• _Set exercise_: Filter the listing below, copying every line in which the word "physicalism" appears.

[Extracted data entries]
::::
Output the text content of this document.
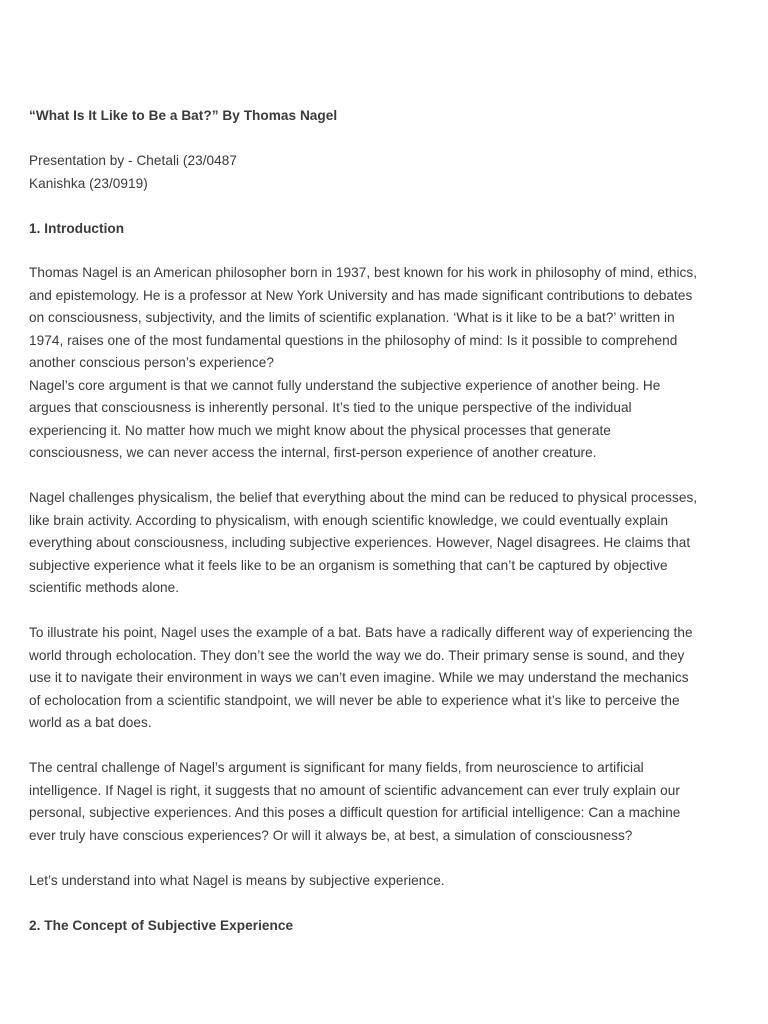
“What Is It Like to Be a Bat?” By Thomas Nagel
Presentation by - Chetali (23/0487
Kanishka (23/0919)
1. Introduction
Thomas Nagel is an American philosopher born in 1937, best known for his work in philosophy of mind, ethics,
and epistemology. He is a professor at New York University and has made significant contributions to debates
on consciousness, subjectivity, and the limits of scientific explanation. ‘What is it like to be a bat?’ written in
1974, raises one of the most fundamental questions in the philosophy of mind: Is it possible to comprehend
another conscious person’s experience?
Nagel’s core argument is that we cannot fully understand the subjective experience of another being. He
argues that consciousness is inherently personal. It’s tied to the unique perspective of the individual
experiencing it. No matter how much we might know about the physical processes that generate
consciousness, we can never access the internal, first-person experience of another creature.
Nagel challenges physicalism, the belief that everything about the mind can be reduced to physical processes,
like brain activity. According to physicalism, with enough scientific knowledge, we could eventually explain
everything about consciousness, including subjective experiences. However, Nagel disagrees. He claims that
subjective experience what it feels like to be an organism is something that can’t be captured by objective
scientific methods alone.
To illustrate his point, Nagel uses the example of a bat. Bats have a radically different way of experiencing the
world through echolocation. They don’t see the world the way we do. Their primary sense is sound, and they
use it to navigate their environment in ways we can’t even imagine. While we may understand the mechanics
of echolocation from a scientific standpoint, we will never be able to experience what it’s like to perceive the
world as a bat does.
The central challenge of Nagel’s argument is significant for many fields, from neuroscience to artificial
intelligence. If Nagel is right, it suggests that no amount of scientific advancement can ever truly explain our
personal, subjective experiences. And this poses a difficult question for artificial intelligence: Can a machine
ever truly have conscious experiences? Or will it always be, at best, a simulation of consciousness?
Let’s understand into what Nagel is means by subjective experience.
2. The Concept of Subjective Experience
::::
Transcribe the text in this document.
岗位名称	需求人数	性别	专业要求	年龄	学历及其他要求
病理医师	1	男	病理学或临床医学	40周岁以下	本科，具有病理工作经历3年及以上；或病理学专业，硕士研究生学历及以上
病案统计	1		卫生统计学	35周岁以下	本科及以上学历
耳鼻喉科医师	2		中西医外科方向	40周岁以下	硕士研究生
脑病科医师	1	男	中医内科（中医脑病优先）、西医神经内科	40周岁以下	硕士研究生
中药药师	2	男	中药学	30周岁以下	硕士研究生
::::
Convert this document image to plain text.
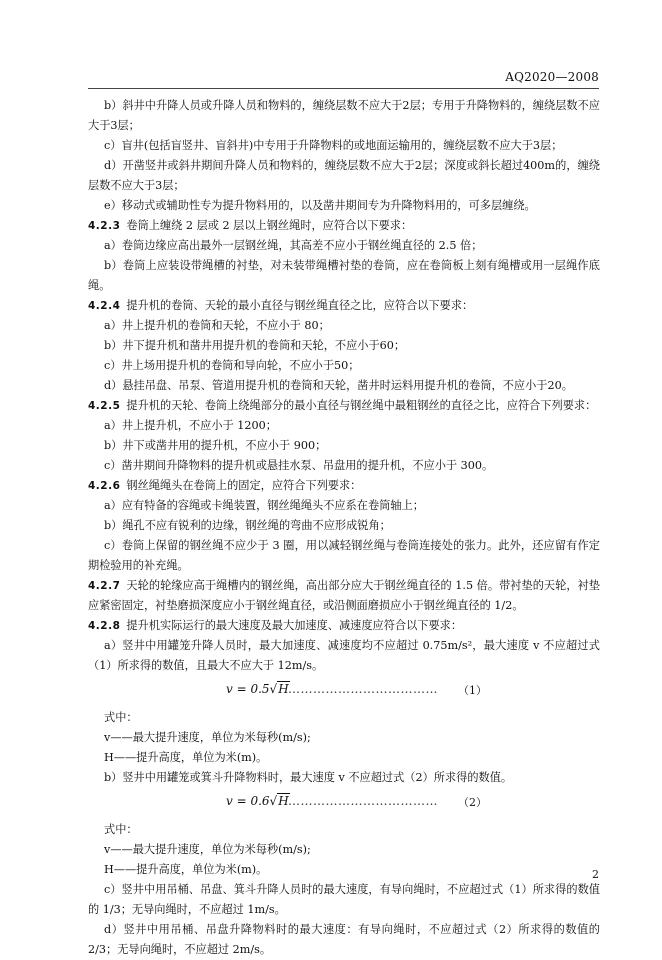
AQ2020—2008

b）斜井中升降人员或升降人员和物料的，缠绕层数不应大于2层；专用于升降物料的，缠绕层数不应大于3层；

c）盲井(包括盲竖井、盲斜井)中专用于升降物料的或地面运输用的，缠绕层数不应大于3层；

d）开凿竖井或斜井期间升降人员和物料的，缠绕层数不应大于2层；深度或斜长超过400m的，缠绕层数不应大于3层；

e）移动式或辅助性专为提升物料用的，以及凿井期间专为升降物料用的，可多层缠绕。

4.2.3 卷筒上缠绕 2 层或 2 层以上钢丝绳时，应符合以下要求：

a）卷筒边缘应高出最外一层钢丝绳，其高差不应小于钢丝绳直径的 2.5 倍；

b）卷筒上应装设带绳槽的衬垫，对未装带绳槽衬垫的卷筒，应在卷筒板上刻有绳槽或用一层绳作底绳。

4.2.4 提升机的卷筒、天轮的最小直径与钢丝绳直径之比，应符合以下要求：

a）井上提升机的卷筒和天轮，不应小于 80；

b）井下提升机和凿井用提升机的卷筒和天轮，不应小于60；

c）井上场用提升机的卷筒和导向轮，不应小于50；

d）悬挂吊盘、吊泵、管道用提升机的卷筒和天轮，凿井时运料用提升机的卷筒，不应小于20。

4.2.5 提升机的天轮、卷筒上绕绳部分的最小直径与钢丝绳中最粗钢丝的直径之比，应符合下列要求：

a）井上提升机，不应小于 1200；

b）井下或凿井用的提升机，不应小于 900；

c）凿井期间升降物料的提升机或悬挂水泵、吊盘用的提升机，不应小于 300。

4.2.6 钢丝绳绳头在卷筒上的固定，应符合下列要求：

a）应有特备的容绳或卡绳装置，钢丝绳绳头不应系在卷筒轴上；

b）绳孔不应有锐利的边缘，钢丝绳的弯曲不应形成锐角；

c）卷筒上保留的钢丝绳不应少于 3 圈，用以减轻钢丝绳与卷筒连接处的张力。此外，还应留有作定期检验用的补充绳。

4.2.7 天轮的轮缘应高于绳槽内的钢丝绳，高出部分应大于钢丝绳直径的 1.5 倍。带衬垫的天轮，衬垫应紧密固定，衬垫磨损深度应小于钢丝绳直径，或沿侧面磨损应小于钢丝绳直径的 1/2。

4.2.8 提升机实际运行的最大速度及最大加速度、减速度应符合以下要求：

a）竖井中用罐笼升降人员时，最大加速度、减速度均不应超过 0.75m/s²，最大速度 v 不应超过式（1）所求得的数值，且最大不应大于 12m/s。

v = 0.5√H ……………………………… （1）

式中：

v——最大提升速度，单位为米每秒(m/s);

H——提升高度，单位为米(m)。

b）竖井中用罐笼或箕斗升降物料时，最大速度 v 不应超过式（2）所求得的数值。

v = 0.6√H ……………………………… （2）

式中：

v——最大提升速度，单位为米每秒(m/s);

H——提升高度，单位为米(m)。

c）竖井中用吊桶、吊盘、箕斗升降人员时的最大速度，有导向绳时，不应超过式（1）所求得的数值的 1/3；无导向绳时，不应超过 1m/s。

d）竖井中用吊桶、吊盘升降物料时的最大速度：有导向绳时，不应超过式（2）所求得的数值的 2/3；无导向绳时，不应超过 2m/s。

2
::::
• _Task output_:
Nagel challenges physicalism, the belief that everything about the mind can be reduced to physical processes,
like brain activity. According to physicalism, with enough scientific knowledge, we could eventually explain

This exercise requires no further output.